* [Your instructions]: Output the entries below exactly as written, omitting pictures.

* [Raw data]:
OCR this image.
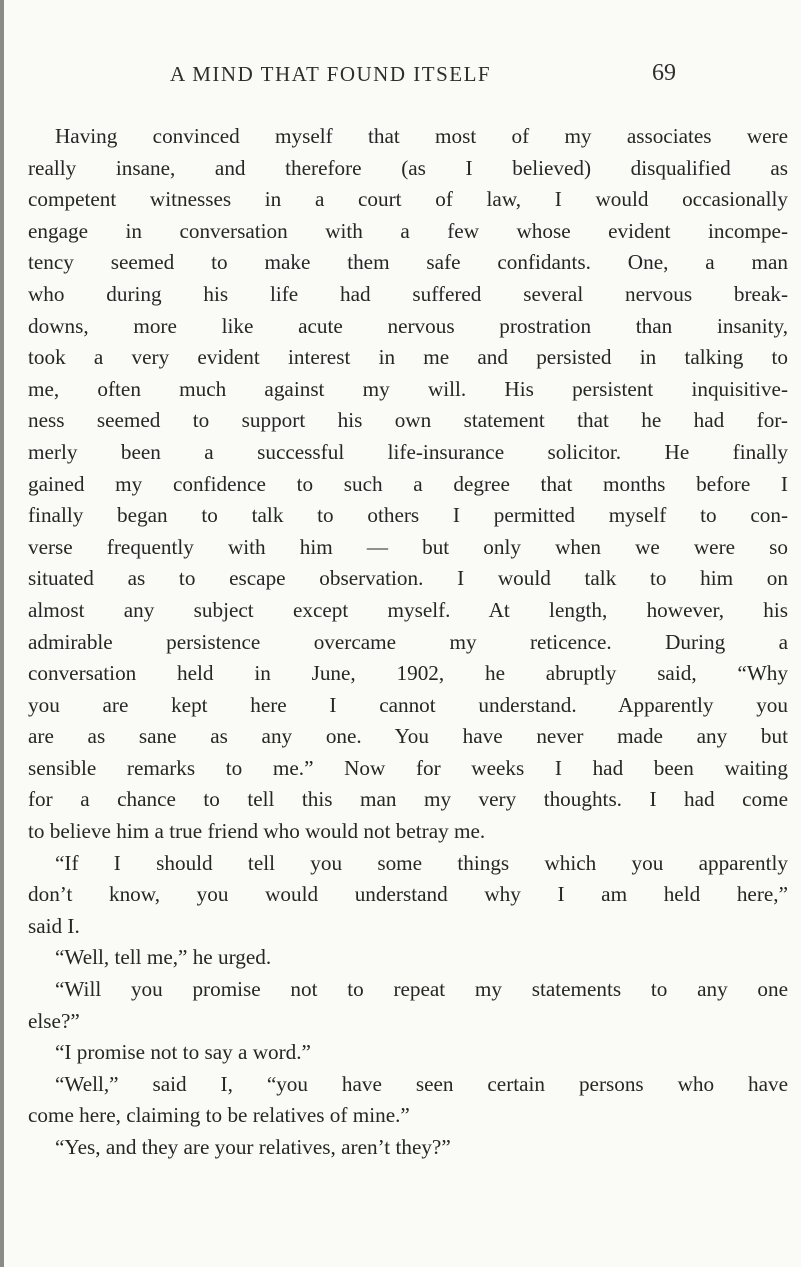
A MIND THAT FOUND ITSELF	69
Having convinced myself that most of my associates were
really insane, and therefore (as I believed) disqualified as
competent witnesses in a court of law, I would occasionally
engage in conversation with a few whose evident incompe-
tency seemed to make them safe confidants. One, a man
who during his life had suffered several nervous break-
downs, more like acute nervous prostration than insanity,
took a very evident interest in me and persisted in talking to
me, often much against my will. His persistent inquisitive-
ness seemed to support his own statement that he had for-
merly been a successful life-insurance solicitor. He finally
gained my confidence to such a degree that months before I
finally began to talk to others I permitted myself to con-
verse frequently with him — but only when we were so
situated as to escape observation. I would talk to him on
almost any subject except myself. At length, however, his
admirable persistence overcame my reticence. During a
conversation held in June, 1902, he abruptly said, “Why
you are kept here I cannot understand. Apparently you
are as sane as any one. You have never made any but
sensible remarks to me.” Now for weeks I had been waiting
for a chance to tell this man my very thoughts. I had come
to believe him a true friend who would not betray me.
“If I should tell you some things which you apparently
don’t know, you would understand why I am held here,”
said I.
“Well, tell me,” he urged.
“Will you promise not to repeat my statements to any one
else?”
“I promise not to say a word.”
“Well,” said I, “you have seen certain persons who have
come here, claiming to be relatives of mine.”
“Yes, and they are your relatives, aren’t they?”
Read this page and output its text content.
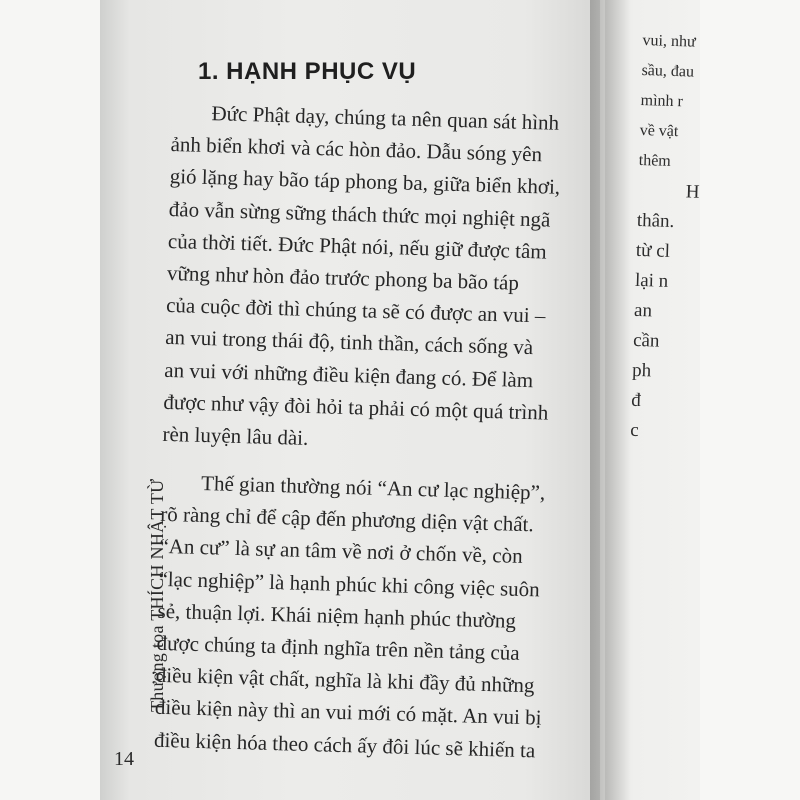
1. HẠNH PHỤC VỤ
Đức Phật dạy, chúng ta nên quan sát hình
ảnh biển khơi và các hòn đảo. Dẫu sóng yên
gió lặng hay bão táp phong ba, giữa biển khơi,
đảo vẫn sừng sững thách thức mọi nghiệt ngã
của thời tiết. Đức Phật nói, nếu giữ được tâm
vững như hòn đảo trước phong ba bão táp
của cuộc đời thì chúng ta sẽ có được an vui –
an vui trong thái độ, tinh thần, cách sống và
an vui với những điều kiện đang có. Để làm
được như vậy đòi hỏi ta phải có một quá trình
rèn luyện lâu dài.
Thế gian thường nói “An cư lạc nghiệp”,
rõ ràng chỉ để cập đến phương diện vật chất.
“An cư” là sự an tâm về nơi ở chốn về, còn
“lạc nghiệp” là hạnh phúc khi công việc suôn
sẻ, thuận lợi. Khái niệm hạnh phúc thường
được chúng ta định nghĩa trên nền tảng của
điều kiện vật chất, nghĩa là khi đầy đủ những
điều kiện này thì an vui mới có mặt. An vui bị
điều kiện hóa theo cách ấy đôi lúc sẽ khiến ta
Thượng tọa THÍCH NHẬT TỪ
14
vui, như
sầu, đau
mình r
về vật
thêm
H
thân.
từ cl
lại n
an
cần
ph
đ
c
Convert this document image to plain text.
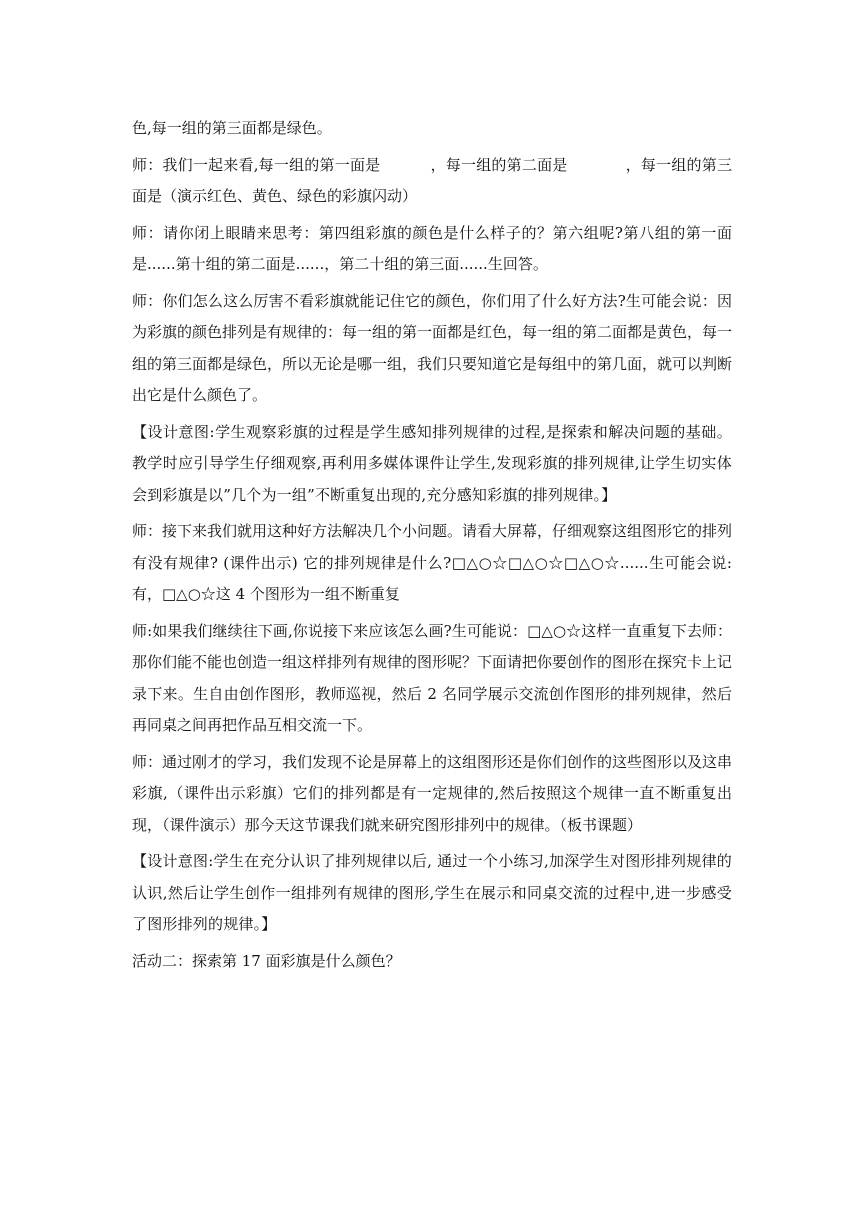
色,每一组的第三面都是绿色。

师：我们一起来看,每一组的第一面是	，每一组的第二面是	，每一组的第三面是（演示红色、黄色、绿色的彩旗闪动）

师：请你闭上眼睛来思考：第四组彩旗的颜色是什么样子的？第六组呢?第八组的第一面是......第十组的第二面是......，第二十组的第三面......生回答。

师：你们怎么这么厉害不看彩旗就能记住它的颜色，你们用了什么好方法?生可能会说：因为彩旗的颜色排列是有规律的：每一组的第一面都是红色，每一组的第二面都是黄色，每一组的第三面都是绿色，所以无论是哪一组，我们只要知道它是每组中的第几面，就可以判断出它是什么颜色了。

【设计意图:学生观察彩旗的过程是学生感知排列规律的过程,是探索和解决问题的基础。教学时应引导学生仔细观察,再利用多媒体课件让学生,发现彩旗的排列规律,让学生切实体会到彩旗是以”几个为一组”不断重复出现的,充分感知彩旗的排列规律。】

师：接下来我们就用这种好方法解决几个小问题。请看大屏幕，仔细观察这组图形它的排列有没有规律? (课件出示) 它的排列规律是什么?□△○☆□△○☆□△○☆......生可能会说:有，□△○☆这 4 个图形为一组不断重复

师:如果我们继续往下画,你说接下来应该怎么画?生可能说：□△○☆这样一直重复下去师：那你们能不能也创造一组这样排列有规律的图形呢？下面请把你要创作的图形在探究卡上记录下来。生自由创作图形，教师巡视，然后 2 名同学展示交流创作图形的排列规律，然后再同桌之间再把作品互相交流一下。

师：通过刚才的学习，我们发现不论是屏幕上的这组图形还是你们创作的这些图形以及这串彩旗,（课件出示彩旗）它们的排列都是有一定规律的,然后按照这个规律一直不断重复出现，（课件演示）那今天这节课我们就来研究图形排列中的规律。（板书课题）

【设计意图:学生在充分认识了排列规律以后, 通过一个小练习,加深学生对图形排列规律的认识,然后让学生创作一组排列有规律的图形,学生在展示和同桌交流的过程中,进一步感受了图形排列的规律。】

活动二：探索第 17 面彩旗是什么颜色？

* [Answer for this exercise]:
OCR this image.
A MIND THAT FOUND ITSELF	69
Having convinced myself that most of my associates were
really insane, and therefore (as I believed) disqualified as
competent witnesses in a court of law, I would occasionally
engage in conversation with a few whose evident incompe-
tency seemed to make them safe confidants. One, a man
who during his life had suffered several nervous break-
downs, more like acute nervous prostration than insanity,
took a very evident interest in me and persisted in talking to
me, often much against my will. His persistent inquisitive-
ness seemed to support his own statement that he had for-
merly been a successful life-insurance solicitor. He finally
gained my confidence to such a degree that months before I
finally began to talk to others I permitted myself to con-
verse frequently with him — but only when we were so
situated as to escape observation. I would talk to him on
almost any subject except myself. At length, however, his
admirable persistence overcame my reticence. During a
conversation held in June, 1902, he abruptly said, “Why
you are kept here I cannot understand. Apparently you
are as sane as any one. You have never made any but
sensible remarks to me.” Now for weeks I had been waiting
for a chance to tell this man my very thoughts. I had come
to believe him a true friend who would not betray me.
“If I should tell you some things which you apparently
don’t know, you would understand why I am held here,”
said I.
“Well, tell me,” he urged.
“Will you promise not to repeat my statements to any one
else?”
“I promise not to say a word.”
“Well,” said I, “you have seen certain persons who have
come here, claiming to be relatives of mine.”
“Yes, and they are your relatives, aren’t they?”
Read this page and output its text content.
1. HẠNH PHỤC VỤ
Đức Phật dạy, chúng ta nên quan sát hình
ảnh biển khơi và các hòn đảo. Dẫu sóng yên
gió lặng hay bão táp phong ba, giữa biển khơi,
đảo vẫn sừng sững thách thức mọi nghiệt ngã
của thời tiết. Đức Phật nói, nếu giữ được tâm
vững như hòn đảo trước phong ba bão táp
của cuộc đời thì chúng ta sẽ có được an vui –
an vui trong thái độ, tinh thần, cách sống và
an vui với những điều kiện đang có. Để làm
được như vậy đòi hỏi ta phải có một quá trình
rèn luyện lâu dài.
Thế gian thường nói “An cư lạc nghiệp”,
rõ ràng chỉ để cập đến phương diện vật chất.
“An cư” là sự an tâm về nơi ở chốn về, còn
“lạc nghiệp” là hạnh phúc khi công việc suôn
sẻ, thuận lợi. Khái niệm hạnh phúc thường
được chúng ta định nghĩa trên nền tảng của
điều kiện vật chất, nghĩa là khi đầy đủ những
điều kiện này thì an vui mới có mặt. An vui bị
điều kiện hóa theo cách ấy đôi lúc sẽ khiến ta
Thượng tọa THÍCH NHẬT TỪ
14
vui, như
sầu, đau
mình r
về vật
thêm
H
thân.
từ cl
lại n
an
cần
ph
đ
c
Convert this document image to plain text.
色,每一组的第三面都是绿色。

师：我们一起来看,每一组的第一面是	，每一组的第二面是	，每一组的第三面是（演示红色、黄色、绿色的彩旗闪动）

师：请你闭上眼睛来思考：第四组彩旗的颜色是什么样子的？第六组呢?第八组的第一面是......第十组的第二面是......，第二十组的第三面......生回答。

师：你们怎么这么厉害不看彩旗就能记住它的颜色，你们用了什么好方法?生可能会说：因为彩旗的颜色排列是有规律的：每一组的第一面都是红色，每一组的第二面都是黄色，每一组的第三面都是绿色，所以无论是哪一组，我们只要知道它是每组中的第几面，就可以判断出它是什么颜色了。

【设计意图:学生观察彩旗的过程是学生感知排列规律的过程,是探索和解决问题的基础。教学时应引导学生仔细观察,再利用多媒体课件让学生,发现彩旗的排列规律,让学生切实体会到彩旗是以”几个为一组”不断重复出现的,充分感知彩旗的排列规律。】

师：接下来我们就用这种好方法解决几个小问题。请看大屏幕，仔细观察这组图形它的排列有没有规律? (课件出示) 它的排列规律是什么?□△○☆□△○☆□△○☆......生可能会说:有，□△○☆这 4 个图形为一组不断重复

师:如果我们继续往下画,你说接下来应该怎么画?生可能说：□△○☆这样一直重复下去师：那你们能不能也创造一组这样排列有规律的图形呢？下面请把你要创作的图形在探究卡上记录下来。生自由创作图形，教师巡视，然后 2 名同学展示交流创作图形的排列规律，然后再同桌之间再把作品互相交流一下。

师：通过刚才的学习，我们发现不论是屏幕上的这组图形还是你们创作的这些图形以及这串彩旗,（课件出示彩旗）它们的排列都是有一定规律的,然后按照这个规律一直不断重复出现，（课件演示）那今天这节课我们就来研究图形排列中的规律。（板书课题）

【设计意图:学生在充分认识了排列规律以后, 通过一个小练习,加深学生对图形排列规律的认识,然后让学生创作一组排列有规律的图形,学生在展示和同桌交流的过程中,进一步感受了图形排列的规律。】

活动二：探索第 17 面彩旗是什么颜色？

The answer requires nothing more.